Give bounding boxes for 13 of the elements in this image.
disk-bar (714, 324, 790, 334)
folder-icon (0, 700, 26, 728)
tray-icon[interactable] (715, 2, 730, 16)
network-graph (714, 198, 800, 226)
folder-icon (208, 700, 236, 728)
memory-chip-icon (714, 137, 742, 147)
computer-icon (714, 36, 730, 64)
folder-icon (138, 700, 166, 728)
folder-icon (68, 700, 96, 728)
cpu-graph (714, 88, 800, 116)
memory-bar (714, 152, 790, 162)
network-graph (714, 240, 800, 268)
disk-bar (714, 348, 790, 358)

Requisiti dell'esercizio: Riporta l'elenco sostituendo ogni occorrenza di "disk-bar" con "storage-bar" e lascia invariato tutto il resto.

Risultato finale:
Give bounding boxes for 13 of the elements in this image.
storage-bar (714, 324, 790, 334)
folder-icon (0, 700, 26, 728)
tray-icon[interactable] (715, 2, 730, 16)
network-graph (714, 198, 800, 226)
folder-icon (208, 700, 236, 728)
memory-chip-icon (714, 137, 742, 147)
computer-icon (714, 36, 730, 64)
folder-icon (138, 700, 166, 728)
folder-icon (68, 700, 96, 728)
cpu-graph (714, 88, 800, 116)
memory-bar (714, 152, 790, 162)
network-graph (714, 240, 800, 268)
storage-bar (714, 348, 790, 358)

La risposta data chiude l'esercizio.